DATA FOR THIS TASK
++++++++++

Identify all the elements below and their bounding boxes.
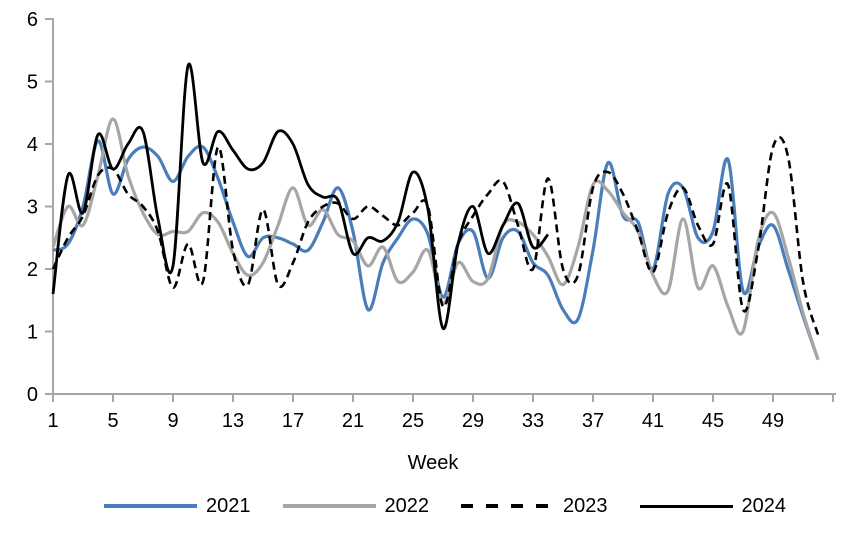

++++++++++

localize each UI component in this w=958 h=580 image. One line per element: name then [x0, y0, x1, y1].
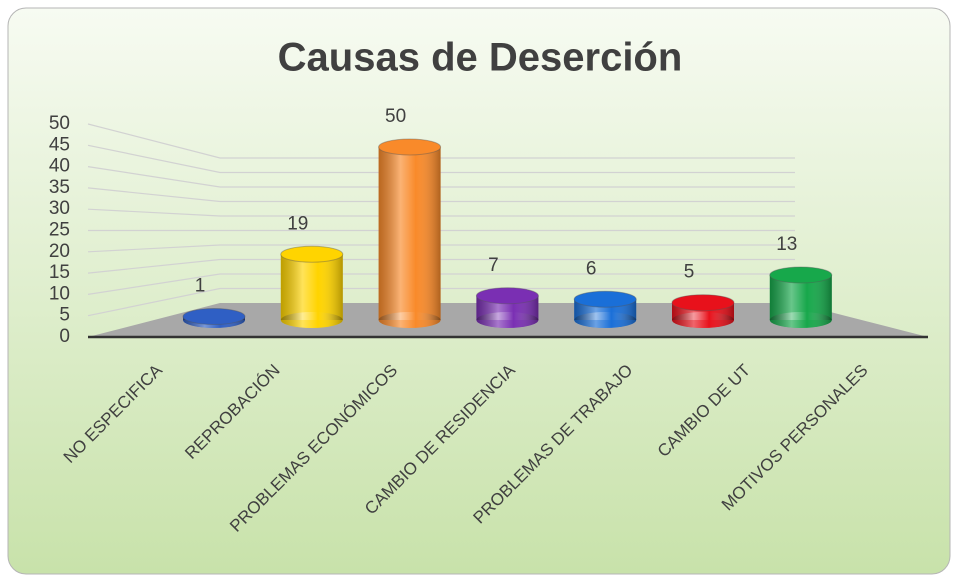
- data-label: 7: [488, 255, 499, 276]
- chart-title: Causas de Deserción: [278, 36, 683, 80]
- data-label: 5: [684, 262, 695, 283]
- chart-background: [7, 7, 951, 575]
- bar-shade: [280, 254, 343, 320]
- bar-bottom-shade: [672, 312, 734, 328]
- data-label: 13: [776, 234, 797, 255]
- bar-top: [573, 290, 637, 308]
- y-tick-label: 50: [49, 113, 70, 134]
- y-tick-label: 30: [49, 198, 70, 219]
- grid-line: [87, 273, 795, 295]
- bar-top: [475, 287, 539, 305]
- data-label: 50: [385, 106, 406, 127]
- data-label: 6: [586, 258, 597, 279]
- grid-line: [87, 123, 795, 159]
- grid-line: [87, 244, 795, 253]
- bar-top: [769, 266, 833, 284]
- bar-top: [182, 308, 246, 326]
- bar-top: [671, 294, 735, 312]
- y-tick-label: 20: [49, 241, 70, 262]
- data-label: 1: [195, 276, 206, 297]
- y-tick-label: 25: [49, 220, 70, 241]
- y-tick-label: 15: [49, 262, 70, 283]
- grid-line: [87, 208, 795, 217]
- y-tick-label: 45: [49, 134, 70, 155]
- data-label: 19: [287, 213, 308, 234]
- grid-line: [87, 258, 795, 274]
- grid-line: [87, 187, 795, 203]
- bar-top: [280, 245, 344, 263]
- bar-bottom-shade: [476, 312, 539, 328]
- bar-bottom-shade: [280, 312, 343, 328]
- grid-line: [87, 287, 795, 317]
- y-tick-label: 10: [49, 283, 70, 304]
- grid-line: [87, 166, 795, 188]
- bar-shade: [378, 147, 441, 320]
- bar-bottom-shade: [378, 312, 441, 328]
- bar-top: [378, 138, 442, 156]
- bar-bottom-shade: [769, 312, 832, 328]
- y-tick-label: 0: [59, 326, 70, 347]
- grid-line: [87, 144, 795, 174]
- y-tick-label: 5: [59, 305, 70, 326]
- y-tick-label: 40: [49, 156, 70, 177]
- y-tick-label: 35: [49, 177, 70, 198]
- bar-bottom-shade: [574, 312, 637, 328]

++++++++++

DIRECTIONS
Copy the lines of the entries verbatim, starting at the line that contains "localize each UI" and ending at the line that contains "- grid-line: [87, 287, 795, 317]", with both of those lines included. Leave the pictures out of your answer.

ANSWER
localize each UI component in this w=958 h=580 image. One line per element: name then [x0, y0, x1, y1].
- data-label: 7: [488, 255, 499, 276]
- chart-title: Causas de Deserción: [278, 36, 683, 80]
- data-label: 5: [684, 262, 695, 283]
- chart-background: [7, 7, 951, 575]
- bar-shade: [280, 254, 343, 320]
- bar-bottom-shade: [672, 312, 734, 328]
- data-label: 13: [776, 234, 797, 255]
- bar-top: [573, 290, 637, 308]
- y-tick-label: 50: [49, 113, 70, 134]
- y-tick-label: 30: [49, 198, 70, 219]
- grid-line: [87, 273, 795, 295]
- bar-top: [475, 287, 539, 305]
- data-label: 50: [385, 106, 406, 127]
- data-label: 6: [586, 258, 597, 279]
- grid-line: [87, 123, 795, 159]
- grid-line: [87, 244, 795, 253]
- bar-top: [769, 266, 833, 284]
- bar-top: [182, 308, 246, 326]
- bar-top: [671, 294, 735, 312]
- y-tick-label: 20: [49, 241, 70, 262]
- data-label: 1: [195, 276, 206, 297]
- y-tick-label: 25: [49, 220, 70, 241]
- y-tick-label: 15: [49, 262, 70, 283]
- grid-line: [87, 208, 795, 217]
- y-tick-label: 45: [49, 134, 70, 155]
- data-label: 19: [287, 213, 308, 234]
- grid-line: [87, 258, 795, 274]
- grid-line: [87, 187, 795, 203]
- bar-top: [280, 245, 344, 263]
- bar-bottom-shade: [476, 312, 539, 328]
- bar-bottom-shade: [280, 312, 343, 328]
- grid-line: [87, 287, 795, 317]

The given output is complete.